Task directions:
State how many lines of the records contain the string "specific", and give no other information.

Task material:
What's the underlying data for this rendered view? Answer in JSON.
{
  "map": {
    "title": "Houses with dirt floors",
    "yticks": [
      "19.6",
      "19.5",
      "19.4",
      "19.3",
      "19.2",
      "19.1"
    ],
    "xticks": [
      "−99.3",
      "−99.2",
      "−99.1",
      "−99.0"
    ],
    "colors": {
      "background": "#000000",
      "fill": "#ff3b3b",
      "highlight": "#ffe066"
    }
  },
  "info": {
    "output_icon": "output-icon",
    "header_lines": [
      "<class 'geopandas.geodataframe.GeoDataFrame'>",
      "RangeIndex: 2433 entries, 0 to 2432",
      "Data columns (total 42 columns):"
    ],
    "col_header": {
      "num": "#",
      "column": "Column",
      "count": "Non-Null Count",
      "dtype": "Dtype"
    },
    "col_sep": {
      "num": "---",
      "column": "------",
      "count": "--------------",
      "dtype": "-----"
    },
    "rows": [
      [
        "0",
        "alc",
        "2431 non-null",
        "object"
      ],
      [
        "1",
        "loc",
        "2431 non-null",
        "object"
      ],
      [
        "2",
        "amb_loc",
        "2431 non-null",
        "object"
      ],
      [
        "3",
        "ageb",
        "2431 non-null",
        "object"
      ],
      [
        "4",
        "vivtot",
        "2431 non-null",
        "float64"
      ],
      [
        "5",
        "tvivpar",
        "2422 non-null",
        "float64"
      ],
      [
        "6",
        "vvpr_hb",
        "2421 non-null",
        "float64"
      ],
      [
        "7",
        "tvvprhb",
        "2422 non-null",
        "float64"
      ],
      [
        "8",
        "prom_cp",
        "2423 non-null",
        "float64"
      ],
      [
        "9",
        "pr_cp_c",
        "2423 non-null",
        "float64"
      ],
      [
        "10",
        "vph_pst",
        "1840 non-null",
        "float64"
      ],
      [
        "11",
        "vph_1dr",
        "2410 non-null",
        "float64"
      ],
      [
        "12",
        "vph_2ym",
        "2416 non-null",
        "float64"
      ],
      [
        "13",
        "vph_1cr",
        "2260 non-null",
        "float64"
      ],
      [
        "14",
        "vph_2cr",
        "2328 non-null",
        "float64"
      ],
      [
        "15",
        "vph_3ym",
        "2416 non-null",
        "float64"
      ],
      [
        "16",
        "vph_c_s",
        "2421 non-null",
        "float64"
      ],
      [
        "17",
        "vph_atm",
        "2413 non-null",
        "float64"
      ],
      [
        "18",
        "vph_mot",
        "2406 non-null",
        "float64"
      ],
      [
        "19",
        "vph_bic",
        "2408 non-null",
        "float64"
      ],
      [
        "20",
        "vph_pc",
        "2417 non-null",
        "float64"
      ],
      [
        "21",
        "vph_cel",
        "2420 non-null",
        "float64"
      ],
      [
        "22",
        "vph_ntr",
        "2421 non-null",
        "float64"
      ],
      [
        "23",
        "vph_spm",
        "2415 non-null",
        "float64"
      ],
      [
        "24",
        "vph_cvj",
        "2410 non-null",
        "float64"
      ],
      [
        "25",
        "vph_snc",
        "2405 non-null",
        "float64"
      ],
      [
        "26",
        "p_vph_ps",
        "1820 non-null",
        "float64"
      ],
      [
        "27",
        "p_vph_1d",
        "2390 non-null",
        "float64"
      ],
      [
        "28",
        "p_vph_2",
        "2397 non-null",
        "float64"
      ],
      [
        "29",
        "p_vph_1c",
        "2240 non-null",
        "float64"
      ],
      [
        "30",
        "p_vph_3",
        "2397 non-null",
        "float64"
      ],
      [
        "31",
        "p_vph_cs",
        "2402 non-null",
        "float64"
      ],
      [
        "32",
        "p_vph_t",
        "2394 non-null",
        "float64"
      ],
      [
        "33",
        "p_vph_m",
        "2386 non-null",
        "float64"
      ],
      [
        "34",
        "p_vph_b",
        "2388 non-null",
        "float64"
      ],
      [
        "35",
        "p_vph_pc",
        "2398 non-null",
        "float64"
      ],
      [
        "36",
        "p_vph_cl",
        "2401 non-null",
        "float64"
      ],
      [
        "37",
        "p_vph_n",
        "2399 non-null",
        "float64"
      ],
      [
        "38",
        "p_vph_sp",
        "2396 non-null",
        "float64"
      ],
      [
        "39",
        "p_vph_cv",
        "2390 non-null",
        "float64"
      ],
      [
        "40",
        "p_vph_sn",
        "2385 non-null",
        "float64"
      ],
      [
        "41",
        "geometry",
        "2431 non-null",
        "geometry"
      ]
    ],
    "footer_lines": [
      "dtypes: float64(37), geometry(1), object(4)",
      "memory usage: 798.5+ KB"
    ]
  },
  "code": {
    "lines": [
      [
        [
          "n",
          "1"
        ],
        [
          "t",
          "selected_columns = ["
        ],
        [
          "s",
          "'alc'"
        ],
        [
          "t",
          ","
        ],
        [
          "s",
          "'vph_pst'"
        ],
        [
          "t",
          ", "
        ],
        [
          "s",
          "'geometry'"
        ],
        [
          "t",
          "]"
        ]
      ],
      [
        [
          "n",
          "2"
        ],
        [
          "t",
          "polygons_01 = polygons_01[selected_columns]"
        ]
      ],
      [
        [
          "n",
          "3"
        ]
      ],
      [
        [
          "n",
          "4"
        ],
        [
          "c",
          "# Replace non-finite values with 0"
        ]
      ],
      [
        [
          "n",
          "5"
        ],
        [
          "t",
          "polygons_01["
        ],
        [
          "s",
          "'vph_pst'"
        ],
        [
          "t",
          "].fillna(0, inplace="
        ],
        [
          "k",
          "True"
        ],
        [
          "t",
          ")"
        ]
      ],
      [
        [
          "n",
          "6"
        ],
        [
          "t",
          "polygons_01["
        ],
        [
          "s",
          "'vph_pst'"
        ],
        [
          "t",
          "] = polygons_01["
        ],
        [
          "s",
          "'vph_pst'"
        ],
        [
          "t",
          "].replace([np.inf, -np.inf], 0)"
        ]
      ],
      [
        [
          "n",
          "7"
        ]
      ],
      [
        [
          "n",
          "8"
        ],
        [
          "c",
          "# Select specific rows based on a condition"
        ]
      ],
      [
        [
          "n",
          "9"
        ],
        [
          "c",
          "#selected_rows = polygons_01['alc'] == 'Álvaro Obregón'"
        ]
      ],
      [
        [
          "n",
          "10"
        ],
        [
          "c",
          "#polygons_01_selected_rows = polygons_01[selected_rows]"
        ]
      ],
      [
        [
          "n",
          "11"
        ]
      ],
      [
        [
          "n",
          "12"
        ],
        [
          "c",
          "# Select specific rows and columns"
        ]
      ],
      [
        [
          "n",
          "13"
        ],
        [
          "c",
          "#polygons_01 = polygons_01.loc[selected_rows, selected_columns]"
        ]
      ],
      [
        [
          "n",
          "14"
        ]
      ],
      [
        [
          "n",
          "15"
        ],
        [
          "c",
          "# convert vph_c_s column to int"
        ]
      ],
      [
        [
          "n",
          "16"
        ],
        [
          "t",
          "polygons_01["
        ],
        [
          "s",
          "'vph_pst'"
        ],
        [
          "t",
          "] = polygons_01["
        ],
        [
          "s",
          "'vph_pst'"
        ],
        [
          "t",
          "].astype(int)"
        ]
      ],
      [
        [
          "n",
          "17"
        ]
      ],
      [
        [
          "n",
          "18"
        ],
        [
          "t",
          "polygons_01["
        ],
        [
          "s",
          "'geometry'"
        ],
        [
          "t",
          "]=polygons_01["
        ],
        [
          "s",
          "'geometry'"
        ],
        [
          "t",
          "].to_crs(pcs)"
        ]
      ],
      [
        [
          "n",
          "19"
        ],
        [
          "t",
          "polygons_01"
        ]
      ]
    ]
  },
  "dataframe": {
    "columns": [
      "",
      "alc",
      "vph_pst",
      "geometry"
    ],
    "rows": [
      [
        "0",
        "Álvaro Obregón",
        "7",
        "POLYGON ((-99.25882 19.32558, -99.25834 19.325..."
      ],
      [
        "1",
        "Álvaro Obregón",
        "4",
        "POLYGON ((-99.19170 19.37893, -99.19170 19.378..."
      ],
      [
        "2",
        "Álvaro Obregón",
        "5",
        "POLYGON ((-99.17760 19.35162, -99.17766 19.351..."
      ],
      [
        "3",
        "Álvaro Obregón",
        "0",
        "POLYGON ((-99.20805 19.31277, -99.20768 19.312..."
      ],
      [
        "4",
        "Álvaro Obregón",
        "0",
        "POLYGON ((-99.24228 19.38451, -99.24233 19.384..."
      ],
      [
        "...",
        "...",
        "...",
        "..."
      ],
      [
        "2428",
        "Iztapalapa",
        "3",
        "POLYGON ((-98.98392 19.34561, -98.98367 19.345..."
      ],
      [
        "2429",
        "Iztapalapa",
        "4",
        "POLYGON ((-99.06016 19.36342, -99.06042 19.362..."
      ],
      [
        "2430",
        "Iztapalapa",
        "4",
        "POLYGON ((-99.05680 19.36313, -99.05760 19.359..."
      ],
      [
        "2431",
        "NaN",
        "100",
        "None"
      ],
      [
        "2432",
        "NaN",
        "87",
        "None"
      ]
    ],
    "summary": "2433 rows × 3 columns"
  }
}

Written response:
2